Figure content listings
──────────
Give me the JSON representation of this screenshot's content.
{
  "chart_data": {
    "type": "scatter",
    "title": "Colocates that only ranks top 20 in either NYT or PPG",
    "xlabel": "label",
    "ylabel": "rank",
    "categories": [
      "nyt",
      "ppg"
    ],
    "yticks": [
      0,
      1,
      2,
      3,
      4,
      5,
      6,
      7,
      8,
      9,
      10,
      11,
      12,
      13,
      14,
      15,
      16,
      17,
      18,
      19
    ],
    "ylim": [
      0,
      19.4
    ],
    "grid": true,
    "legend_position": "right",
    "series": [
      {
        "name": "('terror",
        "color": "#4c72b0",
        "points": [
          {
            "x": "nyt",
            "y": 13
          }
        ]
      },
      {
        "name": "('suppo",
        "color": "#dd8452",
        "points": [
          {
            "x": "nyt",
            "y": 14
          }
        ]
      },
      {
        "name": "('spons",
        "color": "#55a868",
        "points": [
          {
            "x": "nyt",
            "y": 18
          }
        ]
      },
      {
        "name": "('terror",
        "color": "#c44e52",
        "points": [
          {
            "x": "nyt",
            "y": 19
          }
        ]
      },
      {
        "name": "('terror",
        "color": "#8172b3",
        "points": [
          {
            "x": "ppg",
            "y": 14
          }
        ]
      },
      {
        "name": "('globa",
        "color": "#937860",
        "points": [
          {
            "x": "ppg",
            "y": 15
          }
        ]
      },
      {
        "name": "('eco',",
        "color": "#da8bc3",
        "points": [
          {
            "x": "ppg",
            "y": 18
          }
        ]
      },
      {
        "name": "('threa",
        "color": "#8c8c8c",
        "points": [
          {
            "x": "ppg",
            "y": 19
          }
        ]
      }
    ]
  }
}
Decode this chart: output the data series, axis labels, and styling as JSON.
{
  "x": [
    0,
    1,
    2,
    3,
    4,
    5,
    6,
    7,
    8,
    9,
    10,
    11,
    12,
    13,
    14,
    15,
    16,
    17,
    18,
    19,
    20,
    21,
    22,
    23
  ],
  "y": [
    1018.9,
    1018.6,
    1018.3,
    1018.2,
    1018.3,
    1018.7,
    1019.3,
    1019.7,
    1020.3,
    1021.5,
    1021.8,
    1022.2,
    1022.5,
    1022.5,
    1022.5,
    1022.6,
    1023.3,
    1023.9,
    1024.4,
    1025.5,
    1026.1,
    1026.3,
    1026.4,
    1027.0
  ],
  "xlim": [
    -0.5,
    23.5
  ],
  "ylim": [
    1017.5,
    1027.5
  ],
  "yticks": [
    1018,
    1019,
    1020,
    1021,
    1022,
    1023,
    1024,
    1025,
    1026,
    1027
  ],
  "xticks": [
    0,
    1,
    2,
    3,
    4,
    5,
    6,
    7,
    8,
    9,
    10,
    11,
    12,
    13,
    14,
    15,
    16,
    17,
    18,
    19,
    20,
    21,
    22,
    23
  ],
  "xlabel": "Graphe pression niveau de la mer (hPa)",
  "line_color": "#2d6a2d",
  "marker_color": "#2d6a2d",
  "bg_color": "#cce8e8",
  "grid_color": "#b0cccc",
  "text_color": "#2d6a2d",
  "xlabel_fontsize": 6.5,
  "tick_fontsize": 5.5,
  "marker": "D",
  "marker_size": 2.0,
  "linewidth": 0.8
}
──────────
Copy out the whole listing exactly; please set it all down.

Give me the JSON representation of this screenshot's content.
{
  "chart_data": {
    "type": "scatter",
    "title": "Colocates that only ranks top 20 in either NYT or PPG",
    "xlabel": "label",
    "ylabel": "rank",
    "categories": [
      "nyt",
      "ppg"
    ],
    "yticks": [
      0,
      1,
      2,
      3,
      4,
      5,
      6,
      7,
      8,
      9,
      10,
      11,
      12,
      13,
      14,
      15,
      16,
      17,
      18,
      19
    ],
    "ylim": [
      0,
      19.4
    ],
    "grid": true,
    "legend_position": "right",
    "series": [
      {
        "name": "('terror",
        "color": "#4c72b0",
        "points": [
          {
            "x": "nyt",
            "y": 13
          }
        ]
      },
      {
        "name": "('suppo",
        "color": "#dd8452",
        "points": [
          {
            "x": "nyt",
            "y": 14
          }
        ]
      },
      {
        "name": "('spons",
        "color": "#55a868",
        "points": [
          {
            "x": "nyt",
            "y": 18
          }
        ]
      },
      {
        "name": "('terror",
        "color": "#c44e52",
        "points": [
          {
            "x": "nyt",
            "y": 19
          }
        ]
      },
      {
        "name": "('terror",
        "color": "#8172b3",
        "points": [
          {
            "x": "ppg",
            "y": 14
          }
        ]
      },
      {
        "name": "('globa",
        "color": "#937860",
        "points": [
          {
            "x": "ppg",
            "y": 15
          }
        ]
      },
      {
        "name": "('eco',",
        "color": "#da8bc3",
        "points": [
          {
            "x": "ppg",
            "y": 18
          }
        ]
      },
      {
        "name": "('threa",
        "color": "#8c8c8c",
        "points": [
          {
            "x": "ppg",
            "y": 19
          }
        ]
      }
    ]
  }
}
Decode this chart: output the data series, axis labels, and styling as JSON.
{
  "x": [
    0,
    1,
    2,
    3,
    4,
    5,
    6,
    7,
    8,
    9,
    10,
    11,
    12,
    13,
    14,
    15,
    16,
    17,
    18,
    19,
    20,
    21,
    22,
    23
  ],
  "y": [
    1018.9,
    1018.6,
    1018.3,
    1018.2,
    1018.3,
    1018.7,
    1019.3,
    1019.7,
    1020.3,
    1021.5,
    1021.8,
    1022.2,
    1022.5,
    1022.5,
    1022.5,
    1022.6,
    1023.3,
    1023.9,
    1024.4,
    1025.5,
    1026.1,
    1026.3,
    1026.4,
    1027.0
  ],
  "xlim": [
    -0.5,
    23.5
  ],
  "ylim": [
    1017.5,
    1027.5
  ],
  "yticks": [
    1018,
    1019,
    1020,
    1021,
    1022,
    1023,
    1024,
    1025,
    1026,
    1027
  ],
  "xticks": [
    0,
    1,
    2,
    3,
    4,
    5,
    6,
    7,
    8,
    9,
    10,
    11,
    12,
    13,
    14,
    15,
    16,
    17,
    18,
    19,
    20,
    21,
    22,
    23
  ],
  "xlabel": "Graphe pression niveau de la mer (hPa)",
  "line_color": "#2d6a2d",
  "marker_color": "#2d6a2d",
  "bg_color": "#cce8e8",
  "grid_color": "#b0cccc",
  "text_color": "#2d6a2d",
  "xlabel_fontsize": 6.5,
  "tick_fontsize": 5.5,
  "marker": "D",
  "marker_size": 2.0,
  "linewidth": 0.8
}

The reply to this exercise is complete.